*Written instruction*
Rewrite everything from the line containing "participant-count-badge: 0 [314,138,332,156]" down to the line containing "participant-count-badge: 0 [314,103,332,121]" in the entries below, replacing "more-options-icon" with "overflow-menu-icon" and leaving everything else unchanged.

*Record excerpts*

++++++++

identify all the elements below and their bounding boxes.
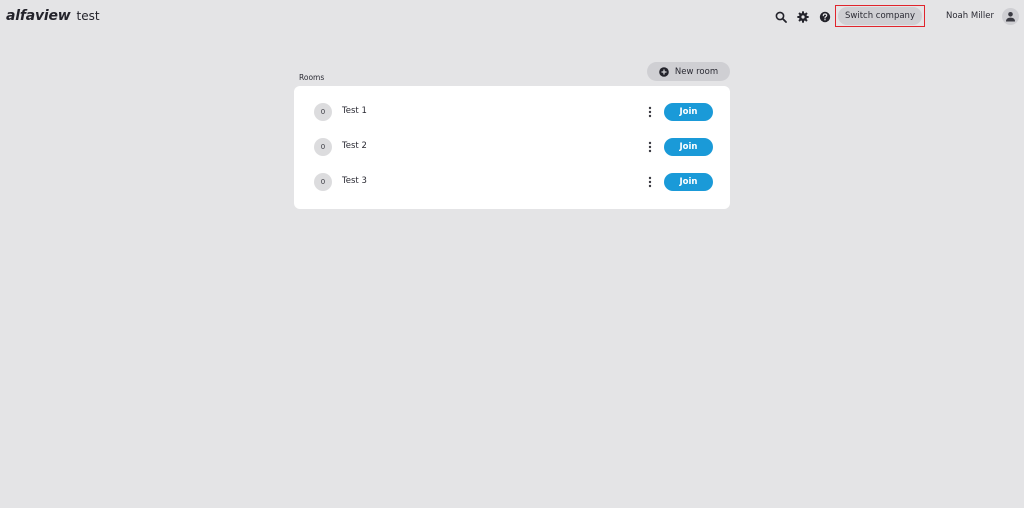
participant-count-badge: 0 [314,138,332,156]
participant-count-badge: 0 [314,173,332,191]
more-options-icon[interactable] [645,105,655,119]
top-bar: alfaview test Switch company Noah Miller [0,0,1024,34]
avatar[interactable] [1002,8,1019,25]
participant-count-badge: 0 [314,103,332,121]
alfaview-logo: alfaview [6,8,71,24]
join-button[interactable]: Join [664,173,713,191]
room-row: 0 Test 1 Join [294,100,730,124]
rooms-list: 0 Test 1 Join 0 Test 2 Join 0 Test 3 Joi… [294,86,730,209]
more-options-icon[interactable] [645,140,655,154]
rooms-section-label: Rooms [299,73,325,82]
room-name: Test 3 [342,176,367,186]
new-room-label: New room [674,66,719,77]
plus-circle-icon [659,66,669,77]
user-name[interactable]: Noah Miller [946,11,994,21]
join-button[interactable]: Join [664,103,713,121]
help-icon[interactable] [817,9,833,25]
switch-company-button[interactable]: Switch company [838,7,922,25]
room-row: 0 Test 3 Join [294,170,730,194]
room-name: Test 2 [342,141,367,151]
gear-icon[interactable] [795,9,811,25]
more-options-icon[interactable] [645,175,655,189]
company-name: test [76,9,100,23]
new-room-button[interactable]: New room [647,62,730,81]
join-button[interactable]: Join [664,138,713,156]
search-icon[interactable] [773,9,789,25]
room-row: 0 Test 2 Join [294,135,730,159]
brand: alfaview test [6,8,100,24]
user-icon [1006,12,1015,22]
room-name: Test 1 [342,106,367,116]
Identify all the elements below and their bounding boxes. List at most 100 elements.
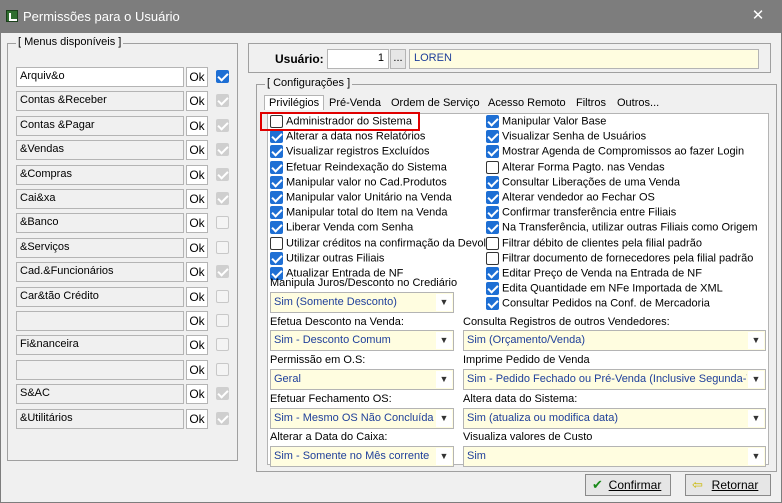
chevron-down-icon[interactable]: ▼ (436, 371, 452, 388)
menu-item-label[interactable]: Car&tão Crédito (16, 287, 184, 307)
left-permission[interactable]: Utilizar créditos na confirmação da Devo… (270, 237, 489, 252)
custo-select[interactable]: Sim ▼ (463, 446, 766, 467)
permission-checkbox[interactable] (486, 252, 499, 265)
permission-checkbox[interactable] (486, 176, 499, 189)
altera-select[interactable]: Sim (atualiza ou modifica data) ▼ (463, 408, 766, 429)
permission-checkbox[interactable] (270, 237, 283, 250)
permission-checkbox[interactable] (486, 130, 499, 143)
menu-item-checkbox[interactable] (216, 290, 229, 303)
permission-checkbox[interactable] (486, 206, 499, 219)
menu-ok-button[interactable]: Ok (186, 140, 208, 160)
menu-ok-button[interactable]: Ok (186, 213, 208, 233)
permission-checkbox[interactable] (486, 297, 499, 310)
menu-item-checkbox[interactable] (216, 314, 229, 327)
left-permission[interactable]: Manipular valor no Cad.Produtos (270, 176, 447, 191)
tab-pre-venda[interactable]: Pré-Venda (329, 97, 381, 109)
right-permission[interactable]: Confirmar transferência entre Filiais (486, 206, 676, 221)
menu-item-label[interactable]: S&AC (16, 384, 184, 404)
menu-item-checkbox[interactable] (216, 265, 229, 278)
chevron-down-icon[interactable]: ▼ (436, 332, 452, 349)
menu-ok-button[interactable]: Ok (186, 238, 208, 258)
menu-ok-button[interactable]: Ok (186, 189, 208, 209)
menu-item-checkbox[interactable] (216, 387, 229, 400)
menu-ok-button[interactable]: Ok (186, 91, 208, 111)
right-permission[interactable]: Filtrar documento de fornecedores pela f… (486, 252, 753, 267)
menu-ok-button[interactable]: Ok (186, 262, 208, 282)
menu-item-checkbox[interactable] (216, 412, 229, 425)
left-permission[interactable]: Manipular valor Unitário na Venda (270, 191, 452, 206)
menu-item-label[interactable]: Contas &Pagar (16, 116, 184, 136)
permission-checkbox[interactable] (486, 161, 499, 174)
right-permission[interactable]: Edita Quantidade em NFe Importada de XML (486, 282, 723, 297)
menu-ok-button[interactable]: Ok (186, 409, 208, 429)
permission-checkbox[interactable] (486, 237, 499, 250)
menu-item-label[interactable]: &Utilitários (16, 409, 184, 429)
back-button[interactable]: ⇦ Retornar (685, 474, 771, 496)
chevron-down-icon[interactable]: ▼ (436, 410, 452, 427)
right-permission[interactable]: Alterar vendedor ao Fechar OS (486, 191, 655, 206)
permission-checkbox[interactable] (270, 191, 283, 204)
menu-item-checkbox[interactable] (216, 338, 229, 351)
imprime-select[interactable]: Sim - Pedido Fechado ou Pré-Venda (Inclu… (463, 369, 766, 390)
menu-item-label[interactable]: Cai&xa (16, 189, 184, 209)
tab-outros[interactable]: Outros... (617, 97, 659, 109)
permission-checkbox[interactable] (486, 282, 499, 295)
left-permission[interactable]: Liberar Venda com Senha (270, 221, 413, 236)
left-permission[interactable]: Efetuar Reindexação do Sistema (270, 161, 447, 176)
menu-item-checkbox[interactable] (216, 70, 229, 83)
menu-item-checkbox[interactable] (216, 241, 229, 254)
right-permission[interactable]: Editar Preço de Venda na Entrada de NF (486, 267, 702, 282)
menu-ok-button[interactable]: Ok (186, 360, 208, 380)
permission-checkbox[interactable] (270, 252, 283, 265)
chevron-down-icon[interactable]: ▼ (436, 294, 452, 311)
chevron-down-icon[interactable]: ▼ (748, 332, 764, 349)
menu-item-checkbox[interactable] (216, 363, 229, 376)
menu-ok-button[interactable]: Ok (186, 116, 208, 136)
registros-select[interactable]: Sim (Orçamento/Venda) ▼ (463, 330, 766, 351)
right-permission[interactable]: Manipular Valor Base (486, 115, 606, 130)
permission-checkbox[interactable] (486, 145, 499, 158)
right-permission[interactable]: Consultar Liberações de uma Venda (486, 176, 680, 191)
right-permission[interactable]: Na Transferência, utilizar outras Filiai… (486, 221, 758, 236)
left-permission[interactable]: Utilizar outras Filiais (270, 252, 384, 267)
menu-item-label[interactable]: Cad.&Funcionários (16, 262, 184, 282)
menu-ok-button[interactable]: Ok (186, 165, 208, 185)
left-permission[interactable]: Visualizar registros Excluídos (270, 145, 429, 160)
menu-item-label[interactable]: Arquiv&o (16, 67, 184, 87)
left-permission[interactable]: Alterar a data nos Relatórios (270, 130, 425, 145)
menu-ok-button[interactable]: Ok (186, 384, 208, 404)
user-browse-button[interactable]: ... (390, 49, 406, 69)
menu-item-label[interactable]: &Compras (16, 165, 184, 185)
menu-item-label[interactable]: &Banco (16, 213, 184, 233)
permission-checkbox[interactable] (486, 267, 499, 280)
permission-checkbox[interactable] (270, 161, 283, 174)
menu-item-checkbox[interactable] (216, 143, 229, 156)
right-permission[interactable]: Filtrar débito de clientes pela filial p… (486, 237, 702, 252)
chevron-down-icon[interactable]: ▼ (748, 371, 764, 388)
juros-select[interactable]: Sim (Somente Desconto) ▼ (270, 292, 454, 313)
menu-item-label[interactable]: &Serviços (16, 238, 184, 258)
menu-item-checkbox[interactable] (216, 119, 229, 132)
tab-ordem-servico[interactable]: Ordem de Serviço (391, 97, 480, 109)
menu-item-label[interactable]: Fi&nanceira (16, 335, 184, 355)
menu-ok-button[interactable]: Ok (186, 287, 208, 307)
user-id-field[interactable]: 1 (327, 49, 389, 69)
permission-checkbox[interactable] (270, 145, 283, 158)
permission-checkbox[interactable] (270, 176, 283, 189)
menu-item-label[interactable] (16, 311, 184, 331)
caixa-select[interactable]: Sim - Somente no Mês corrente ▼ (270, 446, 454, 467)
chevron-down-icon[interactable]: ▼ (748, 410, 764, 427)
permission-checkbox[interactable] (486, 221, 499, 234)
menu-item-checkbox[interactable] (216, 94, 229, 107)
right-permission[interactable]: Visualizar Senha de Usuários (486, 130, 646, 145)
permission-checkbox[interactable] (270, 130, 283, 143)
menu-item-label[interactable]: Contas &Receber (16, 91, 184, 111)
tab-privilegios[interactable]: Privilégios (264, 95, 325, 110)
menu-item-checkbox[interactable] (216, 216, 229, 229)
close-icon[interactable]: ✕ (749, 7, 767, 25)
permission-checkbox[interactable] (486, 191, 499, 204)
menu-item-checkbox[interactable] (216, 168, 229, 181)
permission-checkbox[interactable] (270, 206, 283, 219)
menu-ok-button[interactable]: Ok (186, 67, 208, 87)
permission-checkbox[interactable] (486, 115, 499, 128)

++++++++

*Written response*
participant-count-badge: 0 [314,138,332,156]
participant-count-badge: 0 [314,173,332,191]
overflow-menu-icon[interactable] [645,105,655,119]
top-bar: alfaview test Switch company Noah Miller [0,0,1024,34]
avatar[interactable] [1002,8,1019,25]
participant-count-badge: 0 [314,103,332,121]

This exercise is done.